# Start of EXERCISE MATERIALS

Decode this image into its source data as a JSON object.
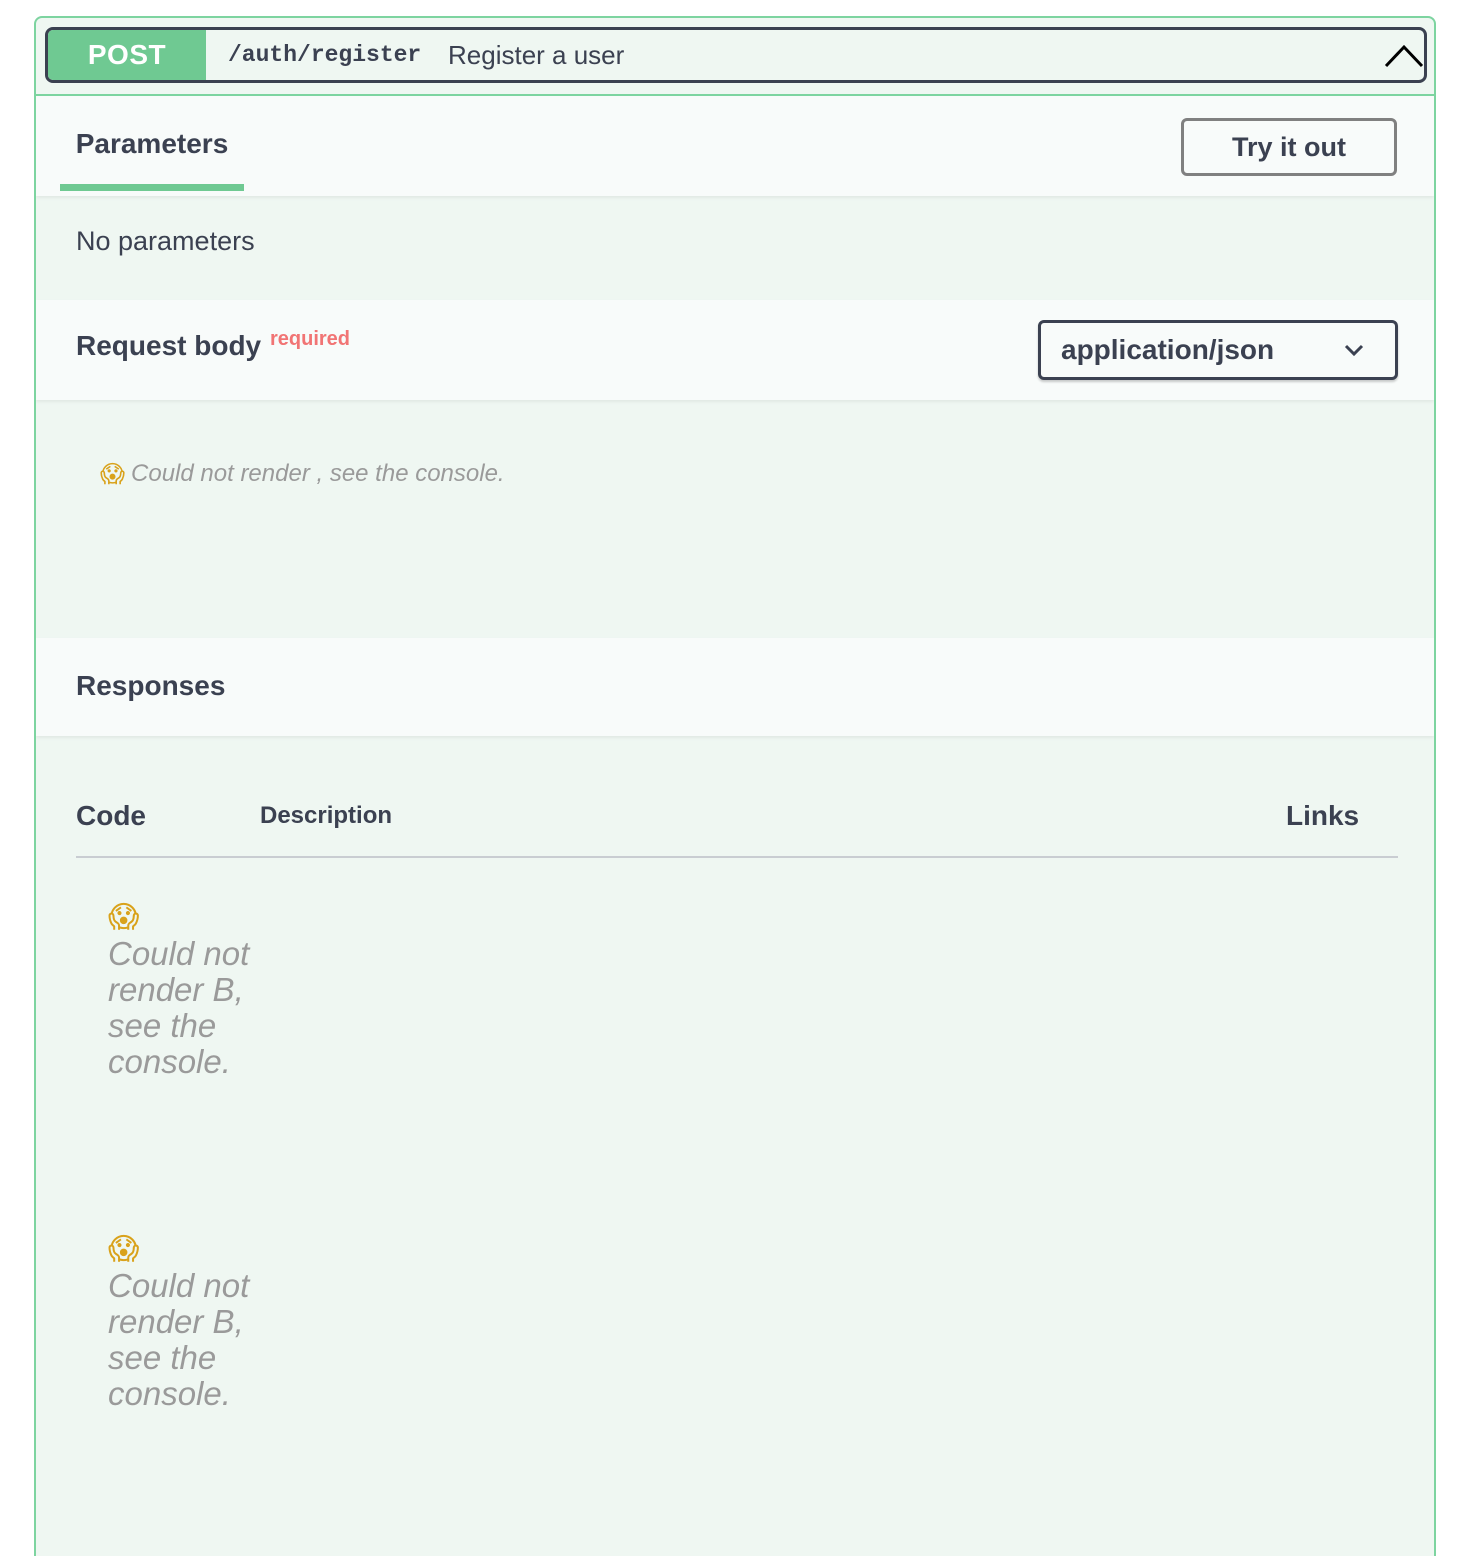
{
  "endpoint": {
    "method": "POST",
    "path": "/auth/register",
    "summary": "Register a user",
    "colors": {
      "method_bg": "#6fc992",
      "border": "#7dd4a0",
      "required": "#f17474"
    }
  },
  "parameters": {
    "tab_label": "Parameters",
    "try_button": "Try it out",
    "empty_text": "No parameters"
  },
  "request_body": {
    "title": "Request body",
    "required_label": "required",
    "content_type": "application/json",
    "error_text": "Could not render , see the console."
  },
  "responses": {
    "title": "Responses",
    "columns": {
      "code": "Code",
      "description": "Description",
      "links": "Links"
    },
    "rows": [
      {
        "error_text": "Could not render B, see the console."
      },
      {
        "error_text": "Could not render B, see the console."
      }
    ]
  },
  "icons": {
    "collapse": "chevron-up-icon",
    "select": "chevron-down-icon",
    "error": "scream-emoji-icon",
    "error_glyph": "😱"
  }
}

# End of EXERCISE MATERIALS
# Start of EXERCISE MATERIALS

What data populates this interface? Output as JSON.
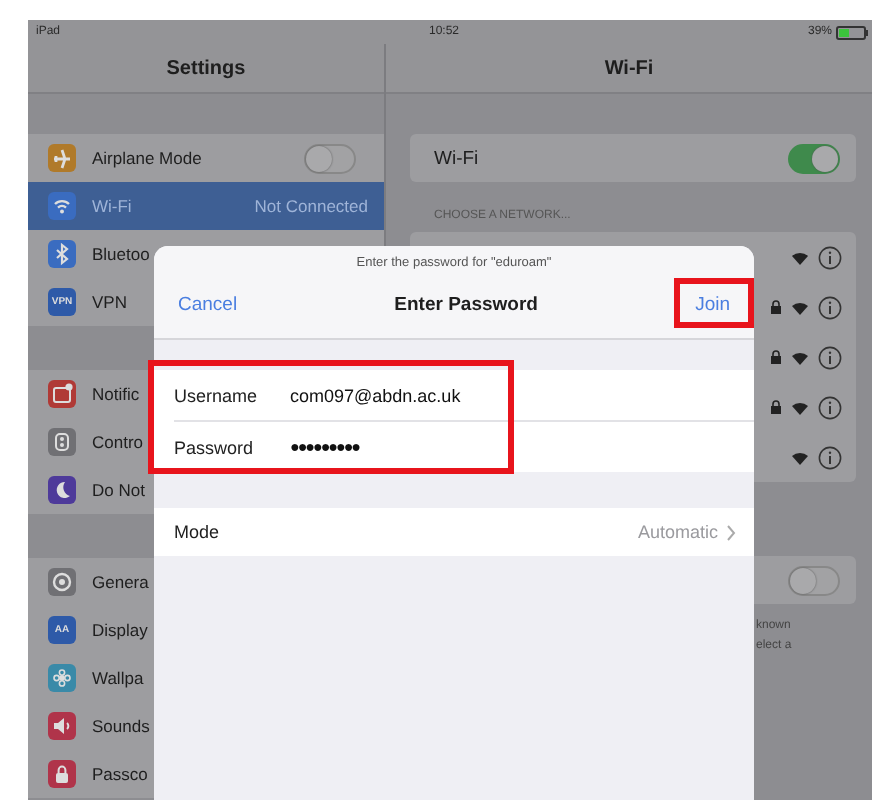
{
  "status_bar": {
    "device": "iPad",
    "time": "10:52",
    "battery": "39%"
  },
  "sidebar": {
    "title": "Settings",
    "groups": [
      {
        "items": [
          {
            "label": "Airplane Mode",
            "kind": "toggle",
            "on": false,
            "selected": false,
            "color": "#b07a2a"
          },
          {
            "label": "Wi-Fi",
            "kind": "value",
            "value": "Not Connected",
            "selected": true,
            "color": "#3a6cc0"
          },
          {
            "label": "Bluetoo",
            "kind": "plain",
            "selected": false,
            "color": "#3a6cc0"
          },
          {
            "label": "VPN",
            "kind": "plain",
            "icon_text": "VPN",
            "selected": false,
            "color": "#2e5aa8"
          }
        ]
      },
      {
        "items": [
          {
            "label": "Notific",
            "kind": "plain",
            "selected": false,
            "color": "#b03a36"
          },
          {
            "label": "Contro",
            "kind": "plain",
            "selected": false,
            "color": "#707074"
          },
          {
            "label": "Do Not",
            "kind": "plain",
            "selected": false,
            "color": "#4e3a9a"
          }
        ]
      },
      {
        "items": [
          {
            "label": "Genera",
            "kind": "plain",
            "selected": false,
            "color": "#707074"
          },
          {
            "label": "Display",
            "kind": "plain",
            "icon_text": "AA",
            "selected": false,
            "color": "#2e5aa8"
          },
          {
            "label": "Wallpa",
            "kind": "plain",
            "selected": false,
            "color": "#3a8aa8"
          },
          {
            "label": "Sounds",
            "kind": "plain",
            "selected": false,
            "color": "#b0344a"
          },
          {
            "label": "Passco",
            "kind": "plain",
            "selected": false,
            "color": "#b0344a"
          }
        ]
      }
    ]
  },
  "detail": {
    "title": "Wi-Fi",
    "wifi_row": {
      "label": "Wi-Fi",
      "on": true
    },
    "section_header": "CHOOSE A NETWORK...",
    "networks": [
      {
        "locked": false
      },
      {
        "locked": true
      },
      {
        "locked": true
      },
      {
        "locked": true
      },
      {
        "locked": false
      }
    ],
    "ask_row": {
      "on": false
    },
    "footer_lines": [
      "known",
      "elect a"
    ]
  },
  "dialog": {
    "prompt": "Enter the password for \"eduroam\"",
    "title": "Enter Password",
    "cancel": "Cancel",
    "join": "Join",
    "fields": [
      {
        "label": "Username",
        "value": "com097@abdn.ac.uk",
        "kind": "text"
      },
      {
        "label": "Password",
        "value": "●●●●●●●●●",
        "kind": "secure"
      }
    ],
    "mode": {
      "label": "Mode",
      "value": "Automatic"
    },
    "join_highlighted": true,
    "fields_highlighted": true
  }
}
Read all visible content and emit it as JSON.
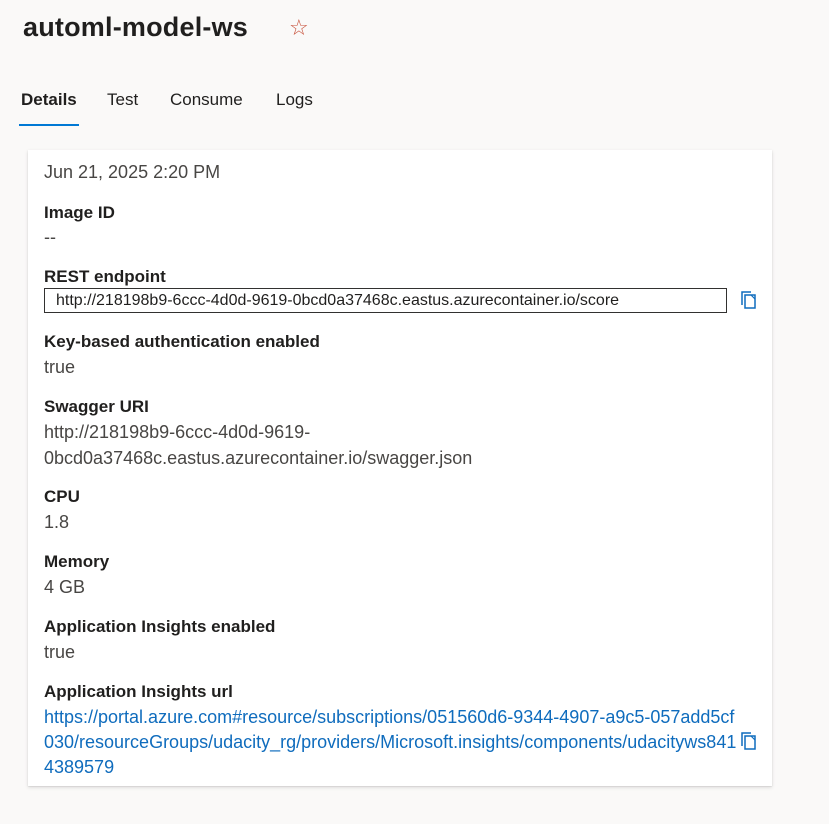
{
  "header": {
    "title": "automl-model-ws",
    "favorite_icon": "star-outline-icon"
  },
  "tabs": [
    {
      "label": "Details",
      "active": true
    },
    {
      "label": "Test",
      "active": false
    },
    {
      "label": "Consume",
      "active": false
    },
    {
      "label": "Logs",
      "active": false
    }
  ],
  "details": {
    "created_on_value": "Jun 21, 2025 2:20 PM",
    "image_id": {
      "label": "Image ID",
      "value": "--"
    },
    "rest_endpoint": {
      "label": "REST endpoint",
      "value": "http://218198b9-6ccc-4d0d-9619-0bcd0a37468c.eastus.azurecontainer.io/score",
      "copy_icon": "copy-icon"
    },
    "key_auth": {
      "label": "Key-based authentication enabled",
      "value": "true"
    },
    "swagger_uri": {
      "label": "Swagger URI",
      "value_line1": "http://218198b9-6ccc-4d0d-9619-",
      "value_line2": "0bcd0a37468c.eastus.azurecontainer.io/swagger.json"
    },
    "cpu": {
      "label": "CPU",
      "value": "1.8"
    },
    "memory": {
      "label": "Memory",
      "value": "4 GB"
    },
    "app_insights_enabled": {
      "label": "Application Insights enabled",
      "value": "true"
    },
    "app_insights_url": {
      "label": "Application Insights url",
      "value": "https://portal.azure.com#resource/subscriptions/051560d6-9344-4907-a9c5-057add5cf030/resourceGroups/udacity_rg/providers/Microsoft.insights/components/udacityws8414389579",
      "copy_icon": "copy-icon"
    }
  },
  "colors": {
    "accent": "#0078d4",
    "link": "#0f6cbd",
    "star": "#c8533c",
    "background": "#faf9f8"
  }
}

# End of EXERCISE MATERIALS

▸ **WRITTEN EXERCISE**
Identify each line in the records above containing the word "azurecontainer"; copy those lines.

▸ **ANSWER TO THE EXERCISE**
      "value": "http://218198b9-6ccc-4d0d-9619-0bcd0a37468c.eastus.azurecontainer.io/score",
      "value_line2": "0bcd0a37468c.eastus.azurecontainer.io/swagger.json"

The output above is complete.